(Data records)
◇ ◇ ◇ ◇ ◇ ◇ ◇

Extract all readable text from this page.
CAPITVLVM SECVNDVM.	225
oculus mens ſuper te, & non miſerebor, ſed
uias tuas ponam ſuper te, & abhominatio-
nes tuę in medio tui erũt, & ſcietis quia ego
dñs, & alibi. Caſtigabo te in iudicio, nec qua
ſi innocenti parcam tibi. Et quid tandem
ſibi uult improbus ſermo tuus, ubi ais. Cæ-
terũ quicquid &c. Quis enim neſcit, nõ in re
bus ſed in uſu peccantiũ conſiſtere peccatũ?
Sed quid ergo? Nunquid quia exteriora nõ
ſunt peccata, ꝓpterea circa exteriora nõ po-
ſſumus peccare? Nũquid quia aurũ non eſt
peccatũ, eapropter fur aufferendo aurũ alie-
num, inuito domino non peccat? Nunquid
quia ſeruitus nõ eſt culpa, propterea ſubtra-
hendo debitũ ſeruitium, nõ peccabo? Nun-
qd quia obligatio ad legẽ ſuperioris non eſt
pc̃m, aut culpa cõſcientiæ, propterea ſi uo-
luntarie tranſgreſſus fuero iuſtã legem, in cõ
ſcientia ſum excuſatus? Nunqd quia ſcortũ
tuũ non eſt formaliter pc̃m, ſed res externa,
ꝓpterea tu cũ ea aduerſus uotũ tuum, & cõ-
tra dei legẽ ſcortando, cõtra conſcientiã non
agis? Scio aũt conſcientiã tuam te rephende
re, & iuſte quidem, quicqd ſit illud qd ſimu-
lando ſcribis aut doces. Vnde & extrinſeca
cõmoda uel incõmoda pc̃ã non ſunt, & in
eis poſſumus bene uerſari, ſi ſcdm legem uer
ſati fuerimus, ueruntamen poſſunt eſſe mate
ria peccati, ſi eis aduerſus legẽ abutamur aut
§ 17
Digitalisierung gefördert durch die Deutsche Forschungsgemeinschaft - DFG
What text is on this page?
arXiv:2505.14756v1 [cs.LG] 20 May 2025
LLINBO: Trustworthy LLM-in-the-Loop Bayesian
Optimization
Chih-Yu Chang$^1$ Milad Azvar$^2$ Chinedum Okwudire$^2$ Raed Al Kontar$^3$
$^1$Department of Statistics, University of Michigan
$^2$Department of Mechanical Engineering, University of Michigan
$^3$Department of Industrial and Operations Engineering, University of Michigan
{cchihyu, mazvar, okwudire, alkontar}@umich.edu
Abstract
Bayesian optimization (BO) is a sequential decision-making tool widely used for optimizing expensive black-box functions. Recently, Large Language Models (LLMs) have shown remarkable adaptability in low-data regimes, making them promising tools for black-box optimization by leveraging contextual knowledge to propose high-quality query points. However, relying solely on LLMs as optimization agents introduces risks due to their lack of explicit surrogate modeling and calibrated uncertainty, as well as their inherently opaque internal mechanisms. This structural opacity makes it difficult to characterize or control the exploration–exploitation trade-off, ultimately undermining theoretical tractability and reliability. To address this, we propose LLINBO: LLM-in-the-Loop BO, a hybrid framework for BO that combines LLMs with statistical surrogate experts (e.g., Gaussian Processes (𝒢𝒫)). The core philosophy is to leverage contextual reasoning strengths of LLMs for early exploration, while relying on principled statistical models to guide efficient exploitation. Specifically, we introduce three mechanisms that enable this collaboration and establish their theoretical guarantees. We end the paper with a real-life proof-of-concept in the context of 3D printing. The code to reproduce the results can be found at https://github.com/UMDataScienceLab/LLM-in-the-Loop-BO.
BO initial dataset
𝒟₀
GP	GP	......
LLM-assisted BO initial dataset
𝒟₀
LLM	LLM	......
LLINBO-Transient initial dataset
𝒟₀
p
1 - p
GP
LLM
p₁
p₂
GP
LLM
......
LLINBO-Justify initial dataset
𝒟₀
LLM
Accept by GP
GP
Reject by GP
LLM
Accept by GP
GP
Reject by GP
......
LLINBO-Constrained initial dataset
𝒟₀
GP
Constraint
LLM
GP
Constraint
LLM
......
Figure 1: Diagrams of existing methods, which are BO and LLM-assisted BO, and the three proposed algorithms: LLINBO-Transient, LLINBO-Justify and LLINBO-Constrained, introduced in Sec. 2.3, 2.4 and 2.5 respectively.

◇ ◇ ◇ ◇ ◇ ◇ ◇

What is being asked:
Pick out each line in the material containing "Transient".

The output:
LLINBO-Transient initial dataset
Figure 1: Diagrams of existing methods, which are BO and LLM-assisted BO, and the three proposed algorithms: LLINBO-Transient, LLINBO-Justify and LLINBO-Constrained, introduced in Sec. 2.3, 2.4 and 2.5 respectively.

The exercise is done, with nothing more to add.